### Aim of the exercise
Search the records for "text". Copy every line where it appears.

-- Begin Provided information --

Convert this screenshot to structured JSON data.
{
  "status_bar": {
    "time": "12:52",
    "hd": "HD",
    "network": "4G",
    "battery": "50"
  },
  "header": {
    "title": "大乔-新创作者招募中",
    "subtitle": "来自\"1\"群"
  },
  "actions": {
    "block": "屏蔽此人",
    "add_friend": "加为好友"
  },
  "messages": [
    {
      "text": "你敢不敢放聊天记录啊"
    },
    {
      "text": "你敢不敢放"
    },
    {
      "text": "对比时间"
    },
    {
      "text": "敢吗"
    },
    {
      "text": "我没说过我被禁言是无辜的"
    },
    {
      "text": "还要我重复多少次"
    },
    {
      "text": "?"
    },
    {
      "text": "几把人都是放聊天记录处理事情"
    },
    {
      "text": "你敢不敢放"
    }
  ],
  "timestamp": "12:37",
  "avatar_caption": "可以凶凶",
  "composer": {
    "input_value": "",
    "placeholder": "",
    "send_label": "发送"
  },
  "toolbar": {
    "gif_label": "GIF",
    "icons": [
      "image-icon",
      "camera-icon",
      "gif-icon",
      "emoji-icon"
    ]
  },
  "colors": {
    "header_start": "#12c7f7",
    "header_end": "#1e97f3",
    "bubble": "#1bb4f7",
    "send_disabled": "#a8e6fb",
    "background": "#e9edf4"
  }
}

-- End Provided information --

### Right answer
      "text": "你敢不敢放聊天记录啊"
      "text": "你敢不敢放"
      "text": "对比时间"
      "text": "敢吗"
      "text": "我没说过我被禁言是无辜的"
      "text": "还要我重复多少次"
      "text": "?"
      "text": "几把人都是放聊天记录处理事情"
      "text": "你敢不敢放"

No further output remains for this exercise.